## Material for this task:
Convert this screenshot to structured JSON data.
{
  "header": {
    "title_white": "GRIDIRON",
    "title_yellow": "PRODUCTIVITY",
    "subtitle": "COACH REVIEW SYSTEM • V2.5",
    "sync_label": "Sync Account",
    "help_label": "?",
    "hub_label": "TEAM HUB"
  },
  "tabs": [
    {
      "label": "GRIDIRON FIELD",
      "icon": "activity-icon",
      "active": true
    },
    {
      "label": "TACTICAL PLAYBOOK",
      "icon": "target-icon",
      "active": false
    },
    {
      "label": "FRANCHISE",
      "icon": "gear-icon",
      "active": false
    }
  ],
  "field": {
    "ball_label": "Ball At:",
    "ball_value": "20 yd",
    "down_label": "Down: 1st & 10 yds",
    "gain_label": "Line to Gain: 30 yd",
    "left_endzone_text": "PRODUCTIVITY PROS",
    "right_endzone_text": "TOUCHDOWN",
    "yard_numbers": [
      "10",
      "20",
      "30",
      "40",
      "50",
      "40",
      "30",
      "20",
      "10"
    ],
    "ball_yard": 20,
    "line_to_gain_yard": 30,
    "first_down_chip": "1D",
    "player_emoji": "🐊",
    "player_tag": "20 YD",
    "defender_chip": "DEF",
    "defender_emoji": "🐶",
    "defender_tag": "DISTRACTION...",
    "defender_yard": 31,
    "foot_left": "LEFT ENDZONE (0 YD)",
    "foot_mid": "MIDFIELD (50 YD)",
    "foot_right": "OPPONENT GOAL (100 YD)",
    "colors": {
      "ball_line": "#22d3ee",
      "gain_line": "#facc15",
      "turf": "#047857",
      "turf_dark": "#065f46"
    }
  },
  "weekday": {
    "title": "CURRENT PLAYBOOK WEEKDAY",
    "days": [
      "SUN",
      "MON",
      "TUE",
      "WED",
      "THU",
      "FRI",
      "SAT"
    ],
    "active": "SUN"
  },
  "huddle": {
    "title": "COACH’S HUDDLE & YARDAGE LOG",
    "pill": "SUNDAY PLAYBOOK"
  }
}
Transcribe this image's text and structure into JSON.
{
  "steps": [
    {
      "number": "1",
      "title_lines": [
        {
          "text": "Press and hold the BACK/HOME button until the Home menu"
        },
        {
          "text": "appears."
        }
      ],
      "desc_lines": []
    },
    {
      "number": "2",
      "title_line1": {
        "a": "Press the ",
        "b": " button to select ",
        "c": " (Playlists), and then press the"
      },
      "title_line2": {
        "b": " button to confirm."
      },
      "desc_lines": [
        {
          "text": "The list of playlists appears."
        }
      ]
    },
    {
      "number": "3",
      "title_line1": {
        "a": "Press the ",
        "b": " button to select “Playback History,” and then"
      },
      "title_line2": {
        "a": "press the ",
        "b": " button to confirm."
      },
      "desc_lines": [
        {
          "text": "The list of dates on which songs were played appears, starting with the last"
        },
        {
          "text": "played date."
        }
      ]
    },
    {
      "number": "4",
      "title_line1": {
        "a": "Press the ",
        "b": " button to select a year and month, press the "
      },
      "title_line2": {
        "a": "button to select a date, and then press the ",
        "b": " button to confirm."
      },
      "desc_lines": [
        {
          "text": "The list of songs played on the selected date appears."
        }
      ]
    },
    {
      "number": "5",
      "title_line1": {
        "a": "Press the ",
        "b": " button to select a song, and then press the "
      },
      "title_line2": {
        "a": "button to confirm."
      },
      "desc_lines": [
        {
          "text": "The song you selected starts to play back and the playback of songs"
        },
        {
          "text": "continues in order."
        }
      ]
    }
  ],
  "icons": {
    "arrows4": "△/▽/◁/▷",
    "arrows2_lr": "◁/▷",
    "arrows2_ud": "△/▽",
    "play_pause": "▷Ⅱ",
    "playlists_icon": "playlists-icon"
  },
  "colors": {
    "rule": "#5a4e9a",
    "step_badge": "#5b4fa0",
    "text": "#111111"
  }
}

## Task directions:
Without omitting anything, output the entries exactly.

## Response:
Convert this screenshot to structured JSON data.
{
  "header": {
    "title_white": "GRIDIRON",
    "title_yellow": "PRODUCTIVITY",
    "subtitle": "COACH REVIEW SYSTEM • V2.5",
    "sync_label": "Sync Account",
    "help_label": "?",
    "hub_label": "TEAM HUB"
  },
  "tabs": [
    {
      "label": "GRIDIRON FIELD",
      "icon": "activity-icon",
      "active": true
    },
    {
      "label": "TACTICAL PLAYBOOK",
      "icon": "target-icon",
      "active": false
    },
    {
      "label": "FRANCHISE",
      "icon": "gear-icon",
      "active": false
    }
  ],
  "field": {
    "ball_label": "Ball At:",
    "ball_value": "20 yd",
    "down_label": "Down: 1st & 10 yds",
    "gain_label": "Line to Gain: 30 yd",
    "left_endzone_text": "PRODUCTIVITY PROS",
    "right_endzone_text": "TOUCHDOWN",
    "yard_numbers": [
      "10",
      "20",
      "30",
      "40",
      "50",
      "40",
      "30",
      "20",
      "10"
    ],
    "ball_yard": 20,
    "line_to_gain_yard": 30,
    "first_down_chip": "1D",
    "player_emoji": "🐊",
    "player_tag": "20 YD",
    "defender_chip": "DEF",
    "defender_emoji": "🐶",
    "defender_tag": "DISTRACTION...",
    "defender_yard": 31,
    "foot_left": "LEFT ENDZONE (0 YD)",
    "foot_mid": "MIDFIELD (50 YD)",
    "foot_right": "OPPONENT GOAL (100 YD)",
    "colors": {
      "ball_line": "#22d3ee",
      "gain_line": "#facc15",
      "turf": "#047857",
      "turf_dark": "#065f46"
    }
  },
  "weekday": {
    "title": "CURRENT PLAYBOOK WEEKDAY",
    "days": [
      "SUN",
      "MON",
      "TUE",
      "WED",
      "THU",
      "FRI",
      "SAT"
    ],
    "active": "SUN"
  },
  "huddle": {
    "title": "COACH’S HUDDLE & YARDAGE LOG",
    "pill": "SUNDAY PLAYBOOK"
  }
}
Transcribe this image's text and structure into JSON.
{
  "steps": [
    {
      "number": "1",
      "title_lines": [
        {
          "text": "Press and hold the BACK/HOME button until the Home menu"
        },
        {
          "text": "appears."
        }
      ],
      "desc_lines": []
    },
    {
      "number": "2",
      "title_line1": {
        "a": "Press the ",
        "b": " button to select ",
        "c": " (Playlists), and then press the"
      },
      "title_line2": {
        "b": " button to confirm."
      },
      "desc_lines": [
        {
          "text": "The list of playlists appears."
        }
      ]
    },
    {
      "number": "3",
      "title_line1": {
        "a": "Press the ",
        "b": " button to select “Playback History,” and then"
      },
      "title_line2": {
        "a": "press the ",
        "b": " button to confirm."
      },
      "desc_lines": [
        {
          "text": "The list of dates on which songs were played appears, starting with the last"
        },
        {
          "text": "played date."
        }
      ]
    },
    {
      "number": "4",
      "title_line1": {
        "a": "Press the ",
        "b": " button to select a year and month, press the "
      },
      "title_line2": {
        "a": "button to select a date, and then press the ",
        "b": " button to confirm."
      },
      "desc_lines": [
        {
          "text": "The list of songs played on the selected date appears."
        }
      ]
    },
    {
      "number": "5",
      "title_line1": {
        "a": "Press the ",
        "b": " button to select a song, and then press the "
      },
      "title_line2": {
        "a": "button to confirm."
      },
      "desc_lines": [
        {
          "text": "The song you selected starts to play back and the playback of songs"
        },
        {
          "text": "continues in order."
        }
      ]
    }
  ],
  "icons": {
    "arrows4": "△/▽/◁/▷",
    "arrows2_lr": "◁/▷",
    "arrows2_ud": "△/▽",
    "play_pause": "▷Ⅱ",
    "playlists_icon": "playlists-icon"
  },
  "colors": {
    "rule": "#5a4e9a",
    "step_badge": "#5b4fa0",
    "text": "#111111"
  }
}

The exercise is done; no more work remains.